— Start —

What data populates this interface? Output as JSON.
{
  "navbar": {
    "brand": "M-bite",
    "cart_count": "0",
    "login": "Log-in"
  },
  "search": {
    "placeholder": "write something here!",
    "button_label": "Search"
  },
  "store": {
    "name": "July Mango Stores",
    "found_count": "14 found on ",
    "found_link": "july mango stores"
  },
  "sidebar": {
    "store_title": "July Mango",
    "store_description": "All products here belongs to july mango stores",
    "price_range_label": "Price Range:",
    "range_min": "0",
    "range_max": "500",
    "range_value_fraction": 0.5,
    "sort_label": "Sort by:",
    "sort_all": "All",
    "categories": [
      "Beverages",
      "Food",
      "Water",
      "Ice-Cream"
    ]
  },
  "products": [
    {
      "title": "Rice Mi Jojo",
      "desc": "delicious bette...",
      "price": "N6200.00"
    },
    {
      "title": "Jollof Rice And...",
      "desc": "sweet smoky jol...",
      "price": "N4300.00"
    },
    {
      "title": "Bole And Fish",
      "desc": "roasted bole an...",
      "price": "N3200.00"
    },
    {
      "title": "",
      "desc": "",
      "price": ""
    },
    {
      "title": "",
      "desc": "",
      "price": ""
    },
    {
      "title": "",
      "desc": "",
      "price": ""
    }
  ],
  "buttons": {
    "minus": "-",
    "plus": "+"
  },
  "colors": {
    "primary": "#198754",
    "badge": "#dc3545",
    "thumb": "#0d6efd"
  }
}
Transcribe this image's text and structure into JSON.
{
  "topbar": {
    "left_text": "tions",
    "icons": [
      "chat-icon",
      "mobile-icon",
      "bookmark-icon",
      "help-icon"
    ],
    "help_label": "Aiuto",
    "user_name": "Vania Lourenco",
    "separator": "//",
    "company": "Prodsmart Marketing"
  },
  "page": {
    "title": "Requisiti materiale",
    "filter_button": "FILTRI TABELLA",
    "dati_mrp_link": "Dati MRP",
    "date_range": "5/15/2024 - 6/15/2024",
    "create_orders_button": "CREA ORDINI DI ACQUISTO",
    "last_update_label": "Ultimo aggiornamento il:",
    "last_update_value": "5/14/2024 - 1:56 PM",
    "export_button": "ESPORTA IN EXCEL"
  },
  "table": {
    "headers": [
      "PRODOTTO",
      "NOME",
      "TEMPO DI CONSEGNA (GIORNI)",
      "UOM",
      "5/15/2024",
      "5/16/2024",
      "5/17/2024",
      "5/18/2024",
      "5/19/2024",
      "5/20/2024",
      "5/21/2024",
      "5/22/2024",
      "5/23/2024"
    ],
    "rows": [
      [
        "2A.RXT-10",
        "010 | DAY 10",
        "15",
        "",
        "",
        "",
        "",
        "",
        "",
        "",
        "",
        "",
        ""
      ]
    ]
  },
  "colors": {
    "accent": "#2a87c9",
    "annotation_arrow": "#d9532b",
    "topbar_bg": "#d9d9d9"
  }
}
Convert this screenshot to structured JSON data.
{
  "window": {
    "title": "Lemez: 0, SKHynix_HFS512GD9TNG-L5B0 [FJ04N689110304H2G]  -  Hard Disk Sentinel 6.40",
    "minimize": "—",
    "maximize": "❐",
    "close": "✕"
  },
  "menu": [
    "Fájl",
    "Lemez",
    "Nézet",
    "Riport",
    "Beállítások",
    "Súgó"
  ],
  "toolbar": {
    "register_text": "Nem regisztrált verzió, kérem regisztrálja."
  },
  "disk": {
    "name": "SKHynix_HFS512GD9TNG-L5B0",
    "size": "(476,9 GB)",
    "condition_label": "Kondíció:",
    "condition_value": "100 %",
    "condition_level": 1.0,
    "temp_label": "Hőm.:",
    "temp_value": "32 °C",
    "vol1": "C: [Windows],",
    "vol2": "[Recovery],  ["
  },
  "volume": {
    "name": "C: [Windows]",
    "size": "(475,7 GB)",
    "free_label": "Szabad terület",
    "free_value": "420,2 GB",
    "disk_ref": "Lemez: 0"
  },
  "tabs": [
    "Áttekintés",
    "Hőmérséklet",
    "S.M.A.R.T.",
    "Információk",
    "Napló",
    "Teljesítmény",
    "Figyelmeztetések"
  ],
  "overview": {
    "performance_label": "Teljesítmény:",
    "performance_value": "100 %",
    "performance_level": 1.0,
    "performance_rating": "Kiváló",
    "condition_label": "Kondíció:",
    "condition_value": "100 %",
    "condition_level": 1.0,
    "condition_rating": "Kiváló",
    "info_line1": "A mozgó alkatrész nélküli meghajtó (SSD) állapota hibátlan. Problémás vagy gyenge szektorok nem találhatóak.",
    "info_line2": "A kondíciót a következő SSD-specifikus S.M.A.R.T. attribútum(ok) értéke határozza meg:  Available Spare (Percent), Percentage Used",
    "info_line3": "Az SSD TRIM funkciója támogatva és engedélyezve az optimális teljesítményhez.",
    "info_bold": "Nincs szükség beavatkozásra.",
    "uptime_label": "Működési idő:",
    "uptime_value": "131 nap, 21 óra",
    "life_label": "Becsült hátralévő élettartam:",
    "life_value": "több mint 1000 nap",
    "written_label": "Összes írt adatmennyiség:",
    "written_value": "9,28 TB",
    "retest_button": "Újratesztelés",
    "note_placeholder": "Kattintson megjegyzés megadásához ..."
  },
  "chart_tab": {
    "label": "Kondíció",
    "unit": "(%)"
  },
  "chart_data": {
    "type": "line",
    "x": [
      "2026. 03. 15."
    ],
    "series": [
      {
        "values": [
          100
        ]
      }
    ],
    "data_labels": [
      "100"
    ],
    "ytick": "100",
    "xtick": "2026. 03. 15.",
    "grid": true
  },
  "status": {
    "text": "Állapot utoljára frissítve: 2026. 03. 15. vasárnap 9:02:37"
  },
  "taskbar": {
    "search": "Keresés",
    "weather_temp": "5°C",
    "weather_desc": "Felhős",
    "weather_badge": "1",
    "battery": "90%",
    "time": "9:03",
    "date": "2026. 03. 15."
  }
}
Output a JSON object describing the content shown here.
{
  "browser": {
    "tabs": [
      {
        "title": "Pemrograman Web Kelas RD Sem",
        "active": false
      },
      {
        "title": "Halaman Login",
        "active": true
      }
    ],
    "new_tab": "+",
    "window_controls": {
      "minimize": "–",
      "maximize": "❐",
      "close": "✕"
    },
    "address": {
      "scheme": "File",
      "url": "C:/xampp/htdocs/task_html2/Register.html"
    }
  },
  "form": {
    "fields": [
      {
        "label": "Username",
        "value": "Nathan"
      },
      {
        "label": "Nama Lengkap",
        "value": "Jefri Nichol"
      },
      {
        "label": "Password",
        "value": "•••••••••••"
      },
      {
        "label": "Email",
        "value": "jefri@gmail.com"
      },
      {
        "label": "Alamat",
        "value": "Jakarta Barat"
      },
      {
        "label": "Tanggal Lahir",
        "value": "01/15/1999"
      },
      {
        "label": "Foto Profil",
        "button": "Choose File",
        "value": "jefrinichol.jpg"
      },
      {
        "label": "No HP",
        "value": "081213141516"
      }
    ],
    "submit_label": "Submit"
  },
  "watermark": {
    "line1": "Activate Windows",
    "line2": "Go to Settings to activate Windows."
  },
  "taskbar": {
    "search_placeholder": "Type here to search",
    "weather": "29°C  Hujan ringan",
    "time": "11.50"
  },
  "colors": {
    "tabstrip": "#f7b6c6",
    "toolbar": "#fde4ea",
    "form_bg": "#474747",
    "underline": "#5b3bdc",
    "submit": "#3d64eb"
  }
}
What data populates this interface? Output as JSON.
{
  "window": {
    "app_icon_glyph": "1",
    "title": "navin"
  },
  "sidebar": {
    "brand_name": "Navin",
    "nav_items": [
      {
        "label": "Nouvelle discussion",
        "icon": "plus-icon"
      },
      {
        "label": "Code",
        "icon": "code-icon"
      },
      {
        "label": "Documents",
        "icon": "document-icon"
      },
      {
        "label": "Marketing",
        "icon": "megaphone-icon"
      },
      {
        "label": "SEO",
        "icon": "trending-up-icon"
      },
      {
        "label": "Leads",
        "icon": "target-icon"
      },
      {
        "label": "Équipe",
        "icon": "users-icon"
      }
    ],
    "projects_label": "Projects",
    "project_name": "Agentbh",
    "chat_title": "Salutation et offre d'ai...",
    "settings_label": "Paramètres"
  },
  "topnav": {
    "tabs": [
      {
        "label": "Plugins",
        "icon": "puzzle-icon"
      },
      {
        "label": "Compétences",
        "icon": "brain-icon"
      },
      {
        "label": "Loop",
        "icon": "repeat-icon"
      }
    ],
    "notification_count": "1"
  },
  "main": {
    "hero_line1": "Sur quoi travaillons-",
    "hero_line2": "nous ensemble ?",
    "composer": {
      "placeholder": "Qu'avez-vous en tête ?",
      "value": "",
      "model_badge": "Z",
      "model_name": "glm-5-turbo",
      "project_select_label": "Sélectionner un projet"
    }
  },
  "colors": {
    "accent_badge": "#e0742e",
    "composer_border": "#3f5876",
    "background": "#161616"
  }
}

— End —

### GIVEN REQUEST
Scan the material above for the word "Kiváló". Copy each line where it occurs.

### WORKED ANSWER
    "performance_rating": "Kiváló",
    "condition_rating": "Kiváló",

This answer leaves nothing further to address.